* Written request: Beginning with the line that contains "Output the text content of this document.", extract each line through the end of the listing below, with no additions or omissions.

** start Information shown **

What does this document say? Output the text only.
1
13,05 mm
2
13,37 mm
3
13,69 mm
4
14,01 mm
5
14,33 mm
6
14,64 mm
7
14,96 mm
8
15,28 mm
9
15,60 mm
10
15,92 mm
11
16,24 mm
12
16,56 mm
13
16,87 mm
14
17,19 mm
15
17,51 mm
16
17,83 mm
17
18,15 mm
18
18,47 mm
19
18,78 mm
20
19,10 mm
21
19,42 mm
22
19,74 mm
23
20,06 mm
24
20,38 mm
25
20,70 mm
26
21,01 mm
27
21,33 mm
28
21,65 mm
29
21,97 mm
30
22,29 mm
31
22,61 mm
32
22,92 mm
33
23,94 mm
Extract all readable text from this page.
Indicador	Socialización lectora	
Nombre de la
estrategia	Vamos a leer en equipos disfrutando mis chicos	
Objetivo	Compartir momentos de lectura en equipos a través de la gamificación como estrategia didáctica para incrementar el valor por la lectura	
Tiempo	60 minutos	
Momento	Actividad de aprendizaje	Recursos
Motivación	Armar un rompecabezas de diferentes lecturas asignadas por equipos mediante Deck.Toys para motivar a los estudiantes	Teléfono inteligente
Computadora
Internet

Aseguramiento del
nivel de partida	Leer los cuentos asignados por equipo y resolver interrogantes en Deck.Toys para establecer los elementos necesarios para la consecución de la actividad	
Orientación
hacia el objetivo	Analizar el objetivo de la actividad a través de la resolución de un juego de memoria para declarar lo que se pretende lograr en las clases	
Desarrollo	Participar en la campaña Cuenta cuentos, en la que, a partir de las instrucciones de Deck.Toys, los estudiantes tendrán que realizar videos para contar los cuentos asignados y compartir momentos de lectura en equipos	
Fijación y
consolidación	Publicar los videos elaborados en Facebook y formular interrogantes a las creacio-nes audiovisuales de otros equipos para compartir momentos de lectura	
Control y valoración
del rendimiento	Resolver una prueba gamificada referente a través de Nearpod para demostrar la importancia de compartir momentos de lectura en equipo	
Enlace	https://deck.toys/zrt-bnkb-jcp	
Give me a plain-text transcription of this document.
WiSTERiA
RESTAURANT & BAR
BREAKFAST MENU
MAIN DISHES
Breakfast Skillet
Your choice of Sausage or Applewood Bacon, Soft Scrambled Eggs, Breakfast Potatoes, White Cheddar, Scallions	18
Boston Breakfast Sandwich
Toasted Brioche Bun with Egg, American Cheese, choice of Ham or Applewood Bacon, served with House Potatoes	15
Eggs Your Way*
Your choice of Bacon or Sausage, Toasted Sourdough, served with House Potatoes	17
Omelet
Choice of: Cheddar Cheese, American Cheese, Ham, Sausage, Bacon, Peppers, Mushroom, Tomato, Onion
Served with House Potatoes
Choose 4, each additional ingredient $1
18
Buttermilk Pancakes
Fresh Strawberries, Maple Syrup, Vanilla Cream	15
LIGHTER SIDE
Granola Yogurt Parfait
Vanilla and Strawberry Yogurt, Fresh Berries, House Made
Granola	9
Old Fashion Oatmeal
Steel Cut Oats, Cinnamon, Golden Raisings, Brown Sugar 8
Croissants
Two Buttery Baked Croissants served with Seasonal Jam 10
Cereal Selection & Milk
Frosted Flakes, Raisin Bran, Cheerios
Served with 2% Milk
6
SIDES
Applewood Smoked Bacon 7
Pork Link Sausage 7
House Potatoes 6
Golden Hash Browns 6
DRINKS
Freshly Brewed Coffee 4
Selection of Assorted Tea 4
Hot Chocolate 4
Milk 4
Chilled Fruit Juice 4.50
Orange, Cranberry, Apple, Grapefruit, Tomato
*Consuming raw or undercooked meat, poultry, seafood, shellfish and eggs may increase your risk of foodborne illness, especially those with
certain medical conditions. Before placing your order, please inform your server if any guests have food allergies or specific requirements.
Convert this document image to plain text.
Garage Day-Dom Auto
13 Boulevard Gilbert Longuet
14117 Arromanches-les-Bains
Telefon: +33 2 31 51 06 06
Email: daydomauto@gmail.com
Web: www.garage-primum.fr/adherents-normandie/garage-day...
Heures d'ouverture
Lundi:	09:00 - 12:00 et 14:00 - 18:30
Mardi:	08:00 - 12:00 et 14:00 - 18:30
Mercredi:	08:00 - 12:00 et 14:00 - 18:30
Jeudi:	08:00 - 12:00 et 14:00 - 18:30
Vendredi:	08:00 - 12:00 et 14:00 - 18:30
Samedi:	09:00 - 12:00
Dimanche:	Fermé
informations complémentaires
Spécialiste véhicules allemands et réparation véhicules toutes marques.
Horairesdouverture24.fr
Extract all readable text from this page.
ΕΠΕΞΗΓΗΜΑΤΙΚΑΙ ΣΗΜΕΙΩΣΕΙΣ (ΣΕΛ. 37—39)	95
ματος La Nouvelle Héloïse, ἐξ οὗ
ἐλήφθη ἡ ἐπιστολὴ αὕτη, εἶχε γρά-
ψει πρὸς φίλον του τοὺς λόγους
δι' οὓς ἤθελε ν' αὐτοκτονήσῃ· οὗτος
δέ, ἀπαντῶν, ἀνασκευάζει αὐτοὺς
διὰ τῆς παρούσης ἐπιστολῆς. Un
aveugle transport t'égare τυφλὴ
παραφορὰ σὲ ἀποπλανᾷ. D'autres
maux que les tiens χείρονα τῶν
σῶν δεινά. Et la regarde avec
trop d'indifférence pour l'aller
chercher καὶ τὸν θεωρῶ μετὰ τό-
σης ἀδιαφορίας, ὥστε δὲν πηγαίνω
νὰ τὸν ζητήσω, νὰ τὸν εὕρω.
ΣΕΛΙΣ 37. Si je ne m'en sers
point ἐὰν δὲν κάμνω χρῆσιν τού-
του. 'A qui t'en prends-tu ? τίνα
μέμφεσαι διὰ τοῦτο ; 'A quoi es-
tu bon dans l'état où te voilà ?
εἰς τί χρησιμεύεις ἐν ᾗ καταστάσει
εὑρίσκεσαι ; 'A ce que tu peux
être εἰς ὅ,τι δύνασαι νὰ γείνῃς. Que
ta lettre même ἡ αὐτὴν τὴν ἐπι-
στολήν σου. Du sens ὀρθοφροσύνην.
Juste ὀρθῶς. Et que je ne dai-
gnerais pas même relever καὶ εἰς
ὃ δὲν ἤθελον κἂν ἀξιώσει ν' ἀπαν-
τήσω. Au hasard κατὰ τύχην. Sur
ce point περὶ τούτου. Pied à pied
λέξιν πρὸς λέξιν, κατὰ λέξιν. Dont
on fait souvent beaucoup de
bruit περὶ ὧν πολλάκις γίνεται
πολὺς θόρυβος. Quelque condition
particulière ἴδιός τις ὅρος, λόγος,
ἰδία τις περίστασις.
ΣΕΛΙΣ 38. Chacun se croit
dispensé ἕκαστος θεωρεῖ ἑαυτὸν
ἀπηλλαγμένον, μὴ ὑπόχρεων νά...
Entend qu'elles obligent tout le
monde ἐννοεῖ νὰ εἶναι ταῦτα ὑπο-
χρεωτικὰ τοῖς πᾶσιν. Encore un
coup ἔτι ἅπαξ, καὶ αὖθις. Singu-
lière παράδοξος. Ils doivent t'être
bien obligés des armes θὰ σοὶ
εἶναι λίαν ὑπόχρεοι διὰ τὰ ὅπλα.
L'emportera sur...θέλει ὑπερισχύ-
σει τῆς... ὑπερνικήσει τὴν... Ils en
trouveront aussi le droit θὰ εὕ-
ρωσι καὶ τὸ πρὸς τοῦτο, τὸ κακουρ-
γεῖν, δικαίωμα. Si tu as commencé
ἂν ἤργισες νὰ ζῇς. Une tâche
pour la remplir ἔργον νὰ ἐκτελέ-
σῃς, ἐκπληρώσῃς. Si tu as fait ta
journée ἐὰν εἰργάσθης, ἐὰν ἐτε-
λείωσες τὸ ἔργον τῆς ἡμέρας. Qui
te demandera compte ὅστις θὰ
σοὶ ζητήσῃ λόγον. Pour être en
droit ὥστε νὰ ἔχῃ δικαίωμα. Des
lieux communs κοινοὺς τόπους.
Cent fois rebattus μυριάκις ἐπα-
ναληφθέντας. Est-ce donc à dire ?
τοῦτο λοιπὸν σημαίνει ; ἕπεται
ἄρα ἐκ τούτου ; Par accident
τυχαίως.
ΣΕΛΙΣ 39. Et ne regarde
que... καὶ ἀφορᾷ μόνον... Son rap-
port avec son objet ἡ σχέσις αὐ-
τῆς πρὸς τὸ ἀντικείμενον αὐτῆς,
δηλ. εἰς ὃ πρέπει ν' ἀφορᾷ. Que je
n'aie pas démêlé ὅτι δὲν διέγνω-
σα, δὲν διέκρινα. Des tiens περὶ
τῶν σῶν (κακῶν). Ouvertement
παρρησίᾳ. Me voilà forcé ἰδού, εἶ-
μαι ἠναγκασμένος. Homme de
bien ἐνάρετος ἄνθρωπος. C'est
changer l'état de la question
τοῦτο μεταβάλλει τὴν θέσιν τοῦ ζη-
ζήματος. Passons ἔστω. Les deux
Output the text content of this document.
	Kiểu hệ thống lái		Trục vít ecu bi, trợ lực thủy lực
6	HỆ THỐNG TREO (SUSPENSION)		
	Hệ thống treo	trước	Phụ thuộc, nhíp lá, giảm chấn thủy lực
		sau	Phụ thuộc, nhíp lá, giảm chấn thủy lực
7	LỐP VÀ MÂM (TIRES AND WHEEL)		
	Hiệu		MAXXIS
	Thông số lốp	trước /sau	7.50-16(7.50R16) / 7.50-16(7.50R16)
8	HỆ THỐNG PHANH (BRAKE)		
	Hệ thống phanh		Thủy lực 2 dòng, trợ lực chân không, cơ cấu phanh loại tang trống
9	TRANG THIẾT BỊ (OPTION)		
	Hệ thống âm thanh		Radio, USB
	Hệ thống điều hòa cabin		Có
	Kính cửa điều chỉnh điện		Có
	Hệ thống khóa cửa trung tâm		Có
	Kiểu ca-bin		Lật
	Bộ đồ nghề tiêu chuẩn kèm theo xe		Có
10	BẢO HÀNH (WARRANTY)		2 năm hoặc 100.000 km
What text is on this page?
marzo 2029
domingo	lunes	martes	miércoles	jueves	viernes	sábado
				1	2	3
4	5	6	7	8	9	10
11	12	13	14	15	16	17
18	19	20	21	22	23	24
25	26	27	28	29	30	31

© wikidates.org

** end Information shown **

* Task response:
Output the text content of this document.
	Kiểu hệ thống lái		Trục vít ecu bi, trợ lực thủy lực
6	HỆ THỐNG TREO (SUSPENSION)		
	Hệ thống treo	trước	Phụ thuộc, nhíp lá, giảm chấn thủy lực
		sau	Phụ thuộc, nhíp lá, giảm chấn thủy lực
7	LỐP VÀ MÂM (TIRES AND WHEEL)		
	Hiệu		MAXXIS
	Thông số lốp	trước /sau	7.50-16(7.50R16) / 7.50-16(7.50R16)
8	HỆ THỐNG PHANH (BRAKE)		
	Hệ thống phanh		Thủy lực 2 dòng, trợ lực chân không, cơ cấu phanh loại tang trống
9	TRANG THIẾT BỊ (OPTION)		
	Hệ thống âm thanh		Radio, USB
	Hệ thống điều hòa cabin		Có
	Kính cửa điều chỉnh điện		Có
	Hệ thống khóa cửa trung tâm		Có
	Kiểu ca-bin		Lật
	Bộ đồ nghề tiêu chuẩn kèm theo xe		Có
10	BẢO HÀNH (WARRANTY)		2 năm hoặc 100.000 km
What text is on this page?
marzo 2029
domingo	lunes	martes	miércoles	jueves	viernes	sábado
				1	2	3
4	5	6	7	8	9	10
11	12	13	14	15	16	17
18	19	20	21	22	23	24
25	26	27	28	29	30	31

© wikidates.org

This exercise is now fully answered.